**TASK DESCRIPTION:** Give back exactly the lines that run from the line containing "Decode this chart: output" through the end of the listing below. Leave out every other line.

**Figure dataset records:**

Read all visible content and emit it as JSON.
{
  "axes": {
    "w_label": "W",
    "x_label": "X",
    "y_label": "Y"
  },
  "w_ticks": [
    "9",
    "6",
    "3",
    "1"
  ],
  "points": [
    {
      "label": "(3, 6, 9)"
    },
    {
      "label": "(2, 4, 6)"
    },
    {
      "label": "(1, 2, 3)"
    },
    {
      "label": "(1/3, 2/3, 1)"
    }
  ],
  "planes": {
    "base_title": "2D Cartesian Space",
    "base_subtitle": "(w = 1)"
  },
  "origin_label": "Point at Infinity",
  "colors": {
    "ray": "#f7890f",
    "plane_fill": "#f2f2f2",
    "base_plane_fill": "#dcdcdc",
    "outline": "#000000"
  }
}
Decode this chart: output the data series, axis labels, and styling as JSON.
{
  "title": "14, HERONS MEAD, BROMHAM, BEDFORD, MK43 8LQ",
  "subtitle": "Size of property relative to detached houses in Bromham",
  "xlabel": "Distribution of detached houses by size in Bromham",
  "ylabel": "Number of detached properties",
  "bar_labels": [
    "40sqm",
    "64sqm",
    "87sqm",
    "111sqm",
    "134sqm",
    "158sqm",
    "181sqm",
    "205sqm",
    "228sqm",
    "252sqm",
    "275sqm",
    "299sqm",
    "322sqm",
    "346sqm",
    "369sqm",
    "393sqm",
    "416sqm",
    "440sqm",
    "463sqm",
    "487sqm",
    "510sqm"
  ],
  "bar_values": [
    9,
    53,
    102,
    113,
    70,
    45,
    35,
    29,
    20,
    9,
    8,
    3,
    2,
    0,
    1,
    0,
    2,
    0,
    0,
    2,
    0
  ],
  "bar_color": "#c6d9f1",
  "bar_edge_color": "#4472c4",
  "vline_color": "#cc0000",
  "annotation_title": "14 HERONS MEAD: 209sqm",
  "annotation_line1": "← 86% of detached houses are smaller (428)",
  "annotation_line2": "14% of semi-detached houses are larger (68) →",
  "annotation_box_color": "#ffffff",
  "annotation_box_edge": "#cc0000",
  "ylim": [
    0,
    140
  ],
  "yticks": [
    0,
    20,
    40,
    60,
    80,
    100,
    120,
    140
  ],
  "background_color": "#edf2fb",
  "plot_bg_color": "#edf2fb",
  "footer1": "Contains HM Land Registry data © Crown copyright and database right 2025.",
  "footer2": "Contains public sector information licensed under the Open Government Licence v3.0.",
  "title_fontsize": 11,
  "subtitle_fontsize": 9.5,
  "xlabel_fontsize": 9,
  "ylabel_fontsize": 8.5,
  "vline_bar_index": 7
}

**FULL SOLUTION:**
Decode this chart: output the data series, axis labels, and styling as JSON.
{
  "title": "14, HERONS MEAD, BROMHAM, BEDFORD, MK43 8LQ",
  "subtitle": "Size of property relative to detached houses in Bromham",
  "xlabel": "Distribution of detached houses by size in Bromham",
  "ylabel": "Number of detached properties",
  "bar_labels": [
    "40sqm",
    "64sqm",
    "87sqm",
    "111sqm",
    "134sqm",
    "158sqm",
    "181sqm",
    "205sqm",
    "228sqm",
    "252sqm",
    "275sqm",
    "299sqm",
    "322sqm",
    "346sqm",
    "369sqm",
    "393sqm",
    "416sqm",
    "440sqm",
    "463sqm",
    "487sqm",
    "510sqm"
  ],
  "bar_values": [
    9,
    53,
    102,
    113,
    70,
    45,
    35,
    29,
    20,
    9,
    8,
    3,
    2,
    0,
    1,
    0,
    2,
    0,
    0,
    2,
    0
  ],
  "bar_color": "#c6d9f1",
  "bar_edge_color": "#4472c4",
  "vline_color": "#cc0000",
  "annotation_title": "14 HERONS MEAD: 209sqm",
  "annotation_line1": "← 86% of detached houses are smaller (428)",
  "annotation_line2": "14% of semi-detached houses are larger (68) →",
  "annotation_box_color": "#ffffff",
  "annotation_box_edge": "#cc0000",
  "ylim": [
    0,
    140
  ],
  "yticks": [
    0,
    20,
    40,
    60,
    80,
    100,
    120,
    140
  ],
  "background_color": "#edf2fb",
  "plot_bg_color": "#edf2fb",
  "footer1": "Contains HM Land Registry data © Crown copyright and database right 2025.",
  "footer2": "Contains public sector information licensed under the Open Government Licence v3.0.",
  "title_fontsize": 11,
  "subtitle_fontsize": 9.5,
  "xlabel_fontsize": 9,
  "ylabel_fontsize": 8.5,
  "vline_bar_index": 7
}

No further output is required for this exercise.